Given exercise:
Every line below that holds the string "Pacific" should be copied out.
__________________________________________________
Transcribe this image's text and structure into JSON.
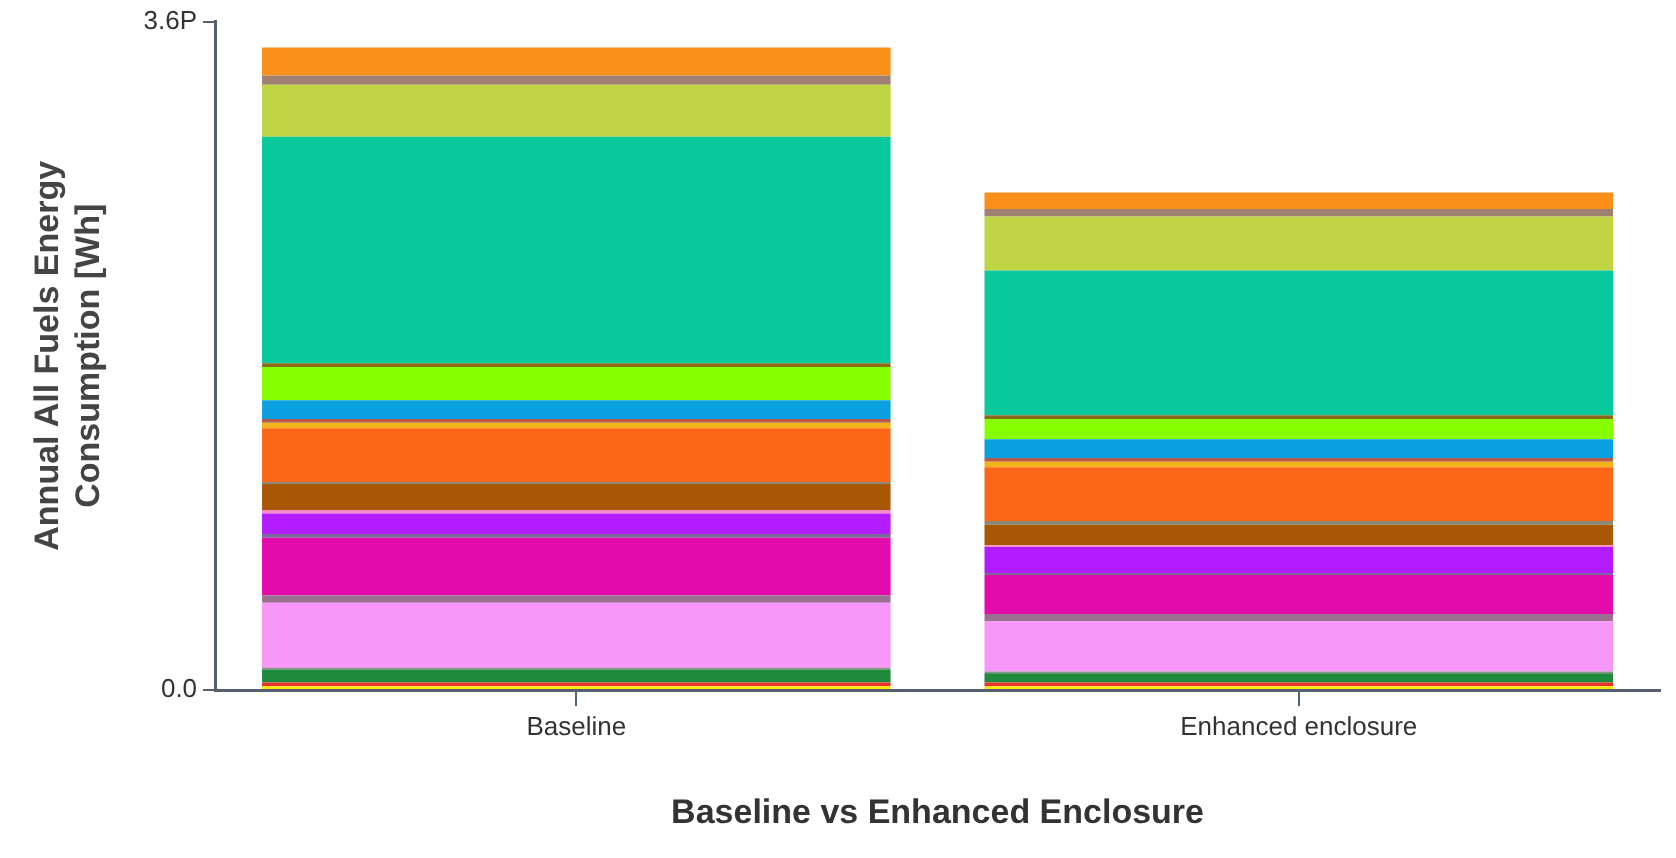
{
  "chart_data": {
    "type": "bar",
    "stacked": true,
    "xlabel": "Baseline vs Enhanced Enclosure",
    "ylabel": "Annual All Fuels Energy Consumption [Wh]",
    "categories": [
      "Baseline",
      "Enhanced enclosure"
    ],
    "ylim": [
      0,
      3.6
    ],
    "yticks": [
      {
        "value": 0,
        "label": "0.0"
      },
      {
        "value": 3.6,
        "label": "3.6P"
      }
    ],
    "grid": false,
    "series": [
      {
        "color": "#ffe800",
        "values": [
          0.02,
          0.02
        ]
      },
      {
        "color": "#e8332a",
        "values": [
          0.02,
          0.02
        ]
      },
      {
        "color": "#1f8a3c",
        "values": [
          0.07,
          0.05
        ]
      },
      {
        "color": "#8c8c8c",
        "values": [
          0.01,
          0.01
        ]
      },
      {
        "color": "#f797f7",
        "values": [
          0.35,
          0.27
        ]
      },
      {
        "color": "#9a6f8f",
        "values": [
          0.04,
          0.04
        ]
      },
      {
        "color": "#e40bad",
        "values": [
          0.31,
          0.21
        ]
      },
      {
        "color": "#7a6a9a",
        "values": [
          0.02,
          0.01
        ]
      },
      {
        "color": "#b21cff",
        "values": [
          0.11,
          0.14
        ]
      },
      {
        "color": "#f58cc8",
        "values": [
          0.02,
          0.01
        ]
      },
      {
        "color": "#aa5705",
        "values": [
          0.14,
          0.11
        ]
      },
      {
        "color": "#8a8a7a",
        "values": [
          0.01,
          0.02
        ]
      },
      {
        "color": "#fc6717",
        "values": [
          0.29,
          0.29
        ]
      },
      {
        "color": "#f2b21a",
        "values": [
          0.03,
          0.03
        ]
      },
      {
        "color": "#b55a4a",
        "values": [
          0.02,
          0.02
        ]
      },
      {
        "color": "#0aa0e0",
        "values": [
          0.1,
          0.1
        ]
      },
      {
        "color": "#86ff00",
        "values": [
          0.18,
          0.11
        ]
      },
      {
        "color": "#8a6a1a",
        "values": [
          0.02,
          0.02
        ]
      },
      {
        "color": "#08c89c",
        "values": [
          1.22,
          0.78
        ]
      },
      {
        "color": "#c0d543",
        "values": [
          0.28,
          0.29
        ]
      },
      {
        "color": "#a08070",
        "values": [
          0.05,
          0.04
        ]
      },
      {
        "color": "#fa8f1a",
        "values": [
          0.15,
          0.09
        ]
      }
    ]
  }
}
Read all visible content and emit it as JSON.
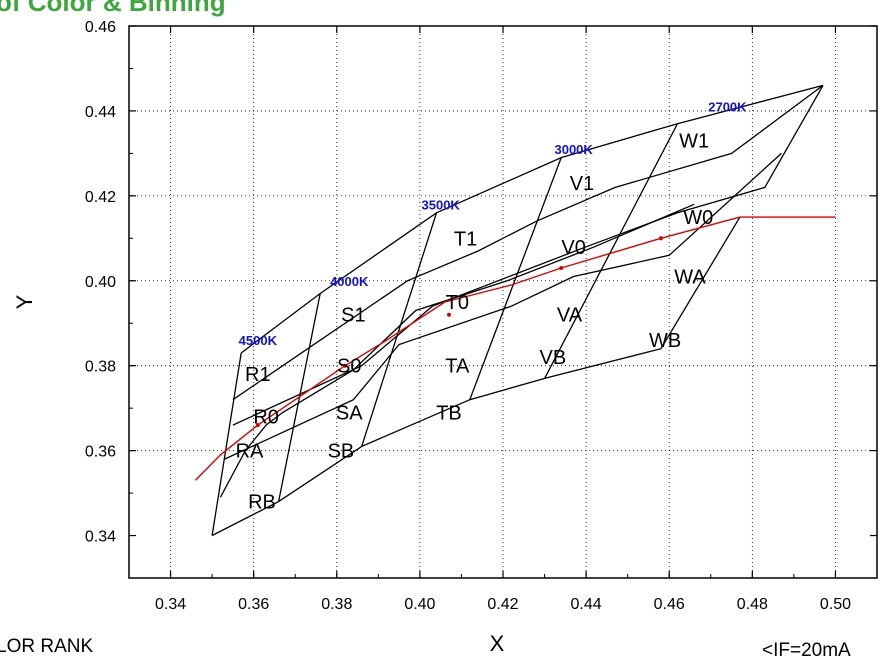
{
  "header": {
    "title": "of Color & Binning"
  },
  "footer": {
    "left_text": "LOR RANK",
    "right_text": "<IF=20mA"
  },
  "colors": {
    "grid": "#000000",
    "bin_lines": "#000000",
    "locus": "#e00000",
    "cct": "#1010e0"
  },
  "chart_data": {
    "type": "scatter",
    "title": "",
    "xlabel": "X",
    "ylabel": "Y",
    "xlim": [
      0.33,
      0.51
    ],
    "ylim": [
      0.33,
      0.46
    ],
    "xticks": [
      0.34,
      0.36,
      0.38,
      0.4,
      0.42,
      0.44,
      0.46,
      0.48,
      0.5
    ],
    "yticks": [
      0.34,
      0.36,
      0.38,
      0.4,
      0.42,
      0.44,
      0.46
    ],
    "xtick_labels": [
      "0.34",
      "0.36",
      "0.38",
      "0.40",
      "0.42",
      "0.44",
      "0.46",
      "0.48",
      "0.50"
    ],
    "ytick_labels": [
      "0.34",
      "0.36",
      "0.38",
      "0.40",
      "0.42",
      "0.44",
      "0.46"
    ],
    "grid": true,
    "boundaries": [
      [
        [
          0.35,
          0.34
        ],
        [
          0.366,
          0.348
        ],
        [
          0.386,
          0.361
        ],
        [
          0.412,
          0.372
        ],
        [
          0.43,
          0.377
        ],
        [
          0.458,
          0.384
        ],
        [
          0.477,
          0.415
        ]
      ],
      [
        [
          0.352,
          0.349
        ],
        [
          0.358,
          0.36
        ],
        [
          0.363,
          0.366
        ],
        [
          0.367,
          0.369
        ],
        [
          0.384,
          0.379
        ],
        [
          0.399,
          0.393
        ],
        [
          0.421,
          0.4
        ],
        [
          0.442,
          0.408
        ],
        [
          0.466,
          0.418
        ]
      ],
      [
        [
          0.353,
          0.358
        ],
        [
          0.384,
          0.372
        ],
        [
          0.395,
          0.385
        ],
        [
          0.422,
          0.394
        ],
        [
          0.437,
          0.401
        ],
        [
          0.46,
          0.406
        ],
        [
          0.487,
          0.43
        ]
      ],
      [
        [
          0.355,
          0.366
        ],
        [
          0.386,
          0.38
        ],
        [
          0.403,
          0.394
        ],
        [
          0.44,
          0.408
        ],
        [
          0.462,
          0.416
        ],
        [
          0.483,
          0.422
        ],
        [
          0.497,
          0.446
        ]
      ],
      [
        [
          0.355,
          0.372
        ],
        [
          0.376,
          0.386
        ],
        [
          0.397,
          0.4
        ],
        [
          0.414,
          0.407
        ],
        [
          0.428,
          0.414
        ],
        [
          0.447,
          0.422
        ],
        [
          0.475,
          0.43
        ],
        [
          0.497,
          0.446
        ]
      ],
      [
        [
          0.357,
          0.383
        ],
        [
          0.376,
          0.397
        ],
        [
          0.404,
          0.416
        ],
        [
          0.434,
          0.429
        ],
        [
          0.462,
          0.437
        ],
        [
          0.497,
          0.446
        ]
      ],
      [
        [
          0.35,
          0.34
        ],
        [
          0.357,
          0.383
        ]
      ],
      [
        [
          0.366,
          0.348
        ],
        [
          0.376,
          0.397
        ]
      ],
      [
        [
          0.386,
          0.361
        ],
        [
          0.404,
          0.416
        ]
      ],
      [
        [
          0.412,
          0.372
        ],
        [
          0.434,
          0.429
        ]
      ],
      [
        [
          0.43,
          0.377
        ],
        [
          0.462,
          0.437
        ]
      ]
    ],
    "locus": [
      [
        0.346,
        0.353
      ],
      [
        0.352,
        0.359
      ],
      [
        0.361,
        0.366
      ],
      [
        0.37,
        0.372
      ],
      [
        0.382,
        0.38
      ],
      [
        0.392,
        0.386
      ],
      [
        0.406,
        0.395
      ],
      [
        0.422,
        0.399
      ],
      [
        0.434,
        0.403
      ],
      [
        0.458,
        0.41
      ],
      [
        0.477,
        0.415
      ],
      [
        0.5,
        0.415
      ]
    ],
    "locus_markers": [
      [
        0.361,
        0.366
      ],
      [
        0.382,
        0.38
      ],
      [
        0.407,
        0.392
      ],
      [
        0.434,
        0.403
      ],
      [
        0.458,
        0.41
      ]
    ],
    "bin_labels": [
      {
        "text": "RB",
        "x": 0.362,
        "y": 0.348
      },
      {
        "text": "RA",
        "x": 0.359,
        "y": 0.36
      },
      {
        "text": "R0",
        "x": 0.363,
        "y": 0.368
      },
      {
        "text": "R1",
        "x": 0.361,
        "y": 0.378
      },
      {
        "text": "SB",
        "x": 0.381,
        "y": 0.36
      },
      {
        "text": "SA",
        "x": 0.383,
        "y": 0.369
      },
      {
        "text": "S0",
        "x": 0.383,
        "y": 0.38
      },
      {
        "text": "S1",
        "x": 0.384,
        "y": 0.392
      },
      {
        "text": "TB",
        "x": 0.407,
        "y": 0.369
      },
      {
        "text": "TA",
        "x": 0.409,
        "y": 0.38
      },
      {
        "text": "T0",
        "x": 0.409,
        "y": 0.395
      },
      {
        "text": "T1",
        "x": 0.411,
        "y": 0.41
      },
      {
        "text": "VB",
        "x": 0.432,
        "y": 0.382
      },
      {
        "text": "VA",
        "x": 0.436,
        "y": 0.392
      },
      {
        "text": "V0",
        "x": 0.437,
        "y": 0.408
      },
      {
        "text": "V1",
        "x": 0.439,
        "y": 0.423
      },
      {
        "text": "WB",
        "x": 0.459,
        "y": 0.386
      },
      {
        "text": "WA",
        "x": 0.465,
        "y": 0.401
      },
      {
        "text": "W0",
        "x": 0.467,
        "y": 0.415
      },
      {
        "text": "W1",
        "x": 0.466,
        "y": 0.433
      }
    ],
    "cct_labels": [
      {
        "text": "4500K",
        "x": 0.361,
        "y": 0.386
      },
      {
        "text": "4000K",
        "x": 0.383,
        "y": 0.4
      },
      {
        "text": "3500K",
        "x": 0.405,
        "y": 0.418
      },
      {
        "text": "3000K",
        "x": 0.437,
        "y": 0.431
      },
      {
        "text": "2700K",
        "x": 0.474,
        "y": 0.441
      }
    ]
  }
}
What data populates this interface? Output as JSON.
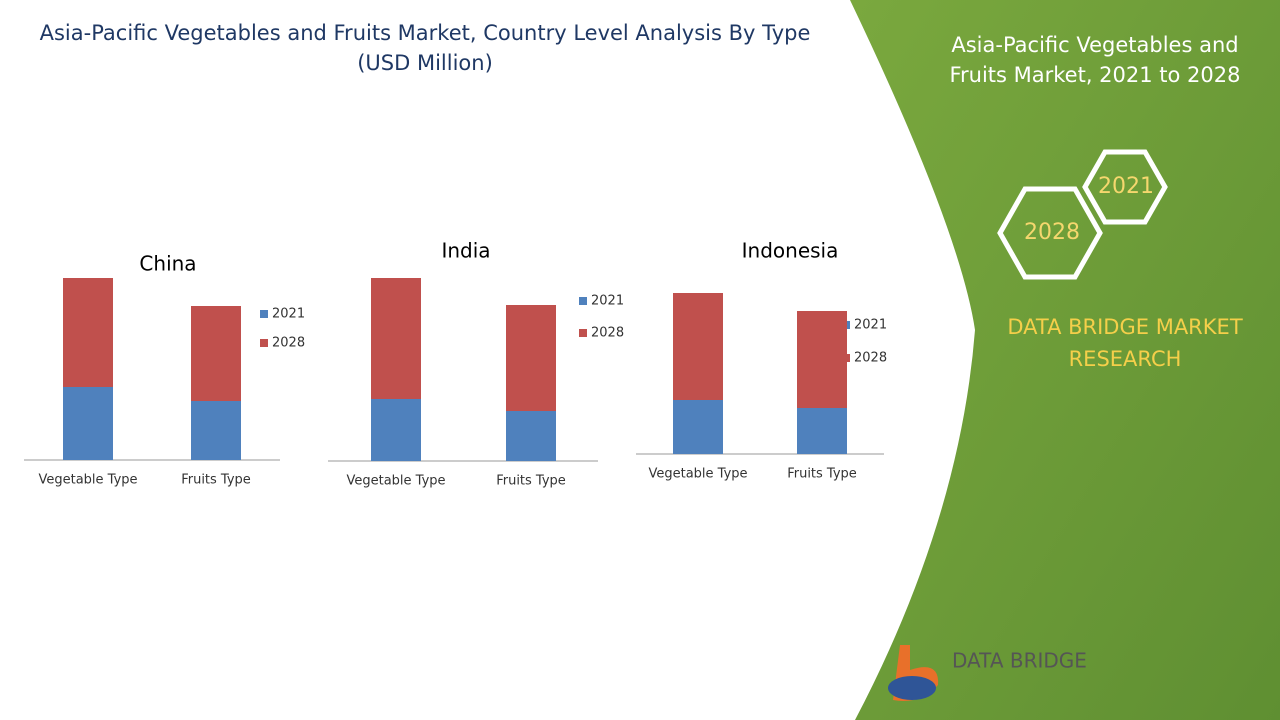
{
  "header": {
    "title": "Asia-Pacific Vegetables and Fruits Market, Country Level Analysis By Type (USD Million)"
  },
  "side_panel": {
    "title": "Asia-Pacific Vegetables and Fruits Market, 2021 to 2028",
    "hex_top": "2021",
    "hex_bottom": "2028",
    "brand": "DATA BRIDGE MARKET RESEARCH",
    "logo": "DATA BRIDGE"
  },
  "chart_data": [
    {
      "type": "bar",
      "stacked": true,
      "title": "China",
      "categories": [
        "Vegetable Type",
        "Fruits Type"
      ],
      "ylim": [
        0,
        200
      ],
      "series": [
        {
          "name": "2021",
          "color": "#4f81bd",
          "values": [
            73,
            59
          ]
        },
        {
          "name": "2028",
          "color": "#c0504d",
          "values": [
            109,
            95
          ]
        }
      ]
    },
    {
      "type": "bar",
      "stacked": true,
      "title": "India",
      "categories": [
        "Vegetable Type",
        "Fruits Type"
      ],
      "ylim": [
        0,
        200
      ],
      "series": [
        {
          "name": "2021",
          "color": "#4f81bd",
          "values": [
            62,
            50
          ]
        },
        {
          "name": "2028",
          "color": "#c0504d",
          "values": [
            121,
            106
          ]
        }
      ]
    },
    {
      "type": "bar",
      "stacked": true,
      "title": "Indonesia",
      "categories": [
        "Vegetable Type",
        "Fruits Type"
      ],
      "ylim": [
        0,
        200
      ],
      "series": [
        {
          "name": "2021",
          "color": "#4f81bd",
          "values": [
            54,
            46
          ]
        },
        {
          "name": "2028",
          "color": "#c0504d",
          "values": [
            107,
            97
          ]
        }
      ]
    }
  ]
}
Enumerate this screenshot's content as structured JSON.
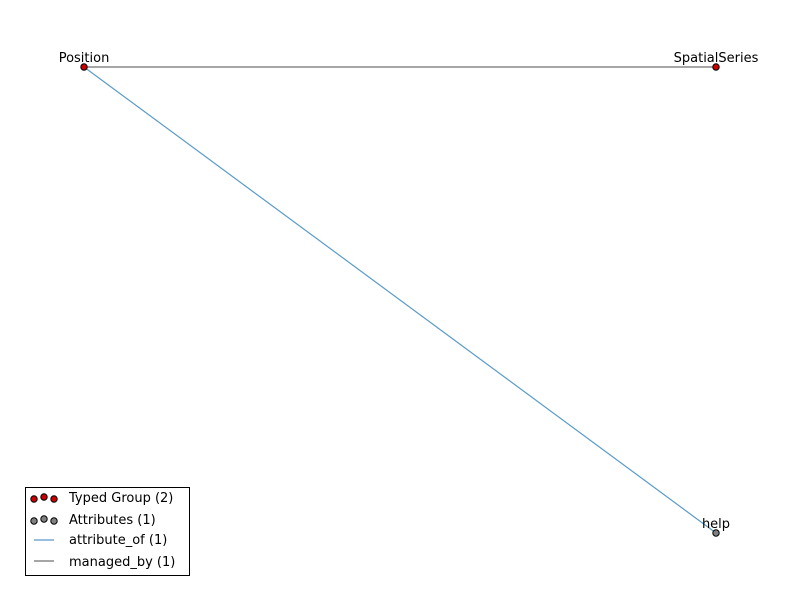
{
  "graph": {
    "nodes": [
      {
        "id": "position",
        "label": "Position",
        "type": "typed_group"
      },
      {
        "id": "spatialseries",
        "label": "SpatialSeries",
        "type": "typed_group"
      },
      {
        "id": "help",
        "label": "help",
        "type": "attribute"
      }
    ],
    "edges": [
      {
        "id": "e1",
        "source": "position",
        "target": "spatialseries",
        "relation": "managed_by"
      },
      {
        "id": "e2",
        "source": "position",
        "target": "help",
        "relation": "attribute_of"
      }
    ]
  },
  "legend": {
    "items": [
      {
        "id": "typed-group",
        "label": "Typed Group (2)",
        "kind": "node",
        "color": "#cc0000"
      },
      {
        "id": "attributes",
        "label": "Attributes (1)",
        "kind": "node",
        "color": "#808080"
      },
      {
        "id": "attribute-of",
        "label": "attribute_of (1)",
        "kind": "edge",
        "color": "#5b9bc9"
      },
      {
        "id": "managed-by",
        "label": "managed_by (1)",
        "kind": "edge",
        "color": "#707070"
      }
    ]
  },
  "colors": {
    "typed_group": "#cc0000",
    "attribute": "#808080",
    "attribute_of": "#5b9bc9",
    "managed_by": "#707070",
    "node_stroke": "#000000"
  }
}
__________________________________________________
Solution:
    "title": "Asia-Pacific Vegetables and Fruits Market, Country Level Analysis By Type (USD Million)"
    "title": "Asia-Pacific Vegetables and Fruits Market, 2021 to 2028",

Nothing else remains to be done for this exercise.